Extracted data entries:
:::::

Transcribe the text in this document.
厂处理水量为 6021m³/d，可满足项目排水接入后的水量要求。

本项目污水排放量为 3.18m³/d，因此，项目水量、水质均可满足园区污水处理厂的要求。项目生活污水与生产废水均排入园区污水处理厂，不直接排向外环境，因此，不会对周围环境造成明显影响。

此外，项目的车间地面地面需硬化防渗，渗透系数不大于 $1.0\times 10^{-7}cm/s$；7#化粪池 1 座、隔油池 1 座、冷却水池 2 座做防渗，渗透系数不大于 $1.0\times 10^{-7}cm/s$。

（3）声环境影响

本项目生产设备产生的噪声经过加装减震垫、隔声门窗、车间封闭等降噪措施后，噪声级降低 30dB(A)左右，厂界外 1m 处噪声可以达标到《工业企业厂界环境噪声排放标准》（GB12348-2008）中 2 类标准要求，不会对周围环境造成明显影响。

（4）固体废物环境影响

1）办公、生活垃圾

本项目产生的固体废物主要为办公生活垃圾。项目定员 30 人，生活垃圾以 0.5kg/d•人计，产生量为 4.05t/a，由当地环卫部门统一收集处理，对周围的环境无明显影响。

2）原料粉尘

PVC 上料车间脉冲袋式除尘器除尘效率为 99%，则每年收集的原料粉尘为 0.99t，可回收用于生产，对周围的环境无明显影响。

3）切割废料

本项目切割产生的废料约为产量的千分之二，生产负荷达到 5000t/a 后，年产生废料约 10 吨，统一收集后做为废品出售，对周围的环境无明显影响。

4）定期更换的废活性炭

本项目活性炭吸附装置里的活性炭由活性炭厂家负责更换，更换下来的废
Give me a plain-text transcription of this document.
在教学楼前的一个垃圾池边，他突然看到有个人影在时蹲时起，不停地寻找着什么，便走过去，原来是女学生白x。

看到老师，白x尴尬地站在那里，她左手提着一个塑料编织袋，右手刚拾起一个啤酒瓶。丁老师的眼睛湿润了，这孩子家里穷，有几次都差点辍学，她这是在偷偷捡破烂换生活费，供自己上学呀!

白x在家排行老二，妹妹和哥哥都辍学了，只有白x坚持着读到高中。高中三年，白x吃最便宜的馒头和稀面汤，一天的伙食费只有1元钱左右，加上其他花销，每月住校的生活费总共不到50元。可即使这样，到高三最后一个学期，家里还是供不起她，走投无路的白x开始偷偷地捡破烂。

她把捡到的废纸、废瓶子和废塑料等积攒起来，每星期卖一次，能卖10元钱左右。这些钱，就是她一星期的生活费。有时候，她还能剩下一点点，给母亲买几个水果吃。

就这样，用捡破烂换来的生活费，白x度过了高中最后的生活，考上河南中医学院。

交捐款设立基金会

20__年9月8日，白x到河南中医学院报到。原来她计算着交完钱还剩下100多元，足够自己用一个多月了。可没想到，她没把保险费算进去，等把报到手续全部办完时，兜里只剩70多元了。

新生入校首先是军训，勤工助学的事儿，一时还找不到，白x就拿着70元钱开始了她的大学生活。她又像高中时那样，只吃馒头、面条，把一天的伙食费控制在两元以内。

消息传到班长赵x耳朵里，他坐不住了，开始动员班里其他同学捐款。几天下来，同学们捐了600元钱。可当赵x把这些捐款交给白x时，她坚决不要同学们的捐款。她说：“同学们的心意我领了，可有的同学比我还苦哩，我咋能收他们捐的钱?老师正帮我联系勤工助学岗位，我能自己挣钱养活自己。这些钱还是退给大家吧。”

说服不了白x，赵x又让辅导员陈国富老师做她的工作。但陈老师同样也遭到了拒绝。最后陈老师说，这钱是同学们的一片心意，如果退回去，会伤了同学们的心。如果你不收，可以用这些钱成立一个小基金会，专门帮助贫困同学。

:::::

Your instructions:
Only a number is wanted: how many lines above include "对周围的环境无明显影响"?

Worked answer:
3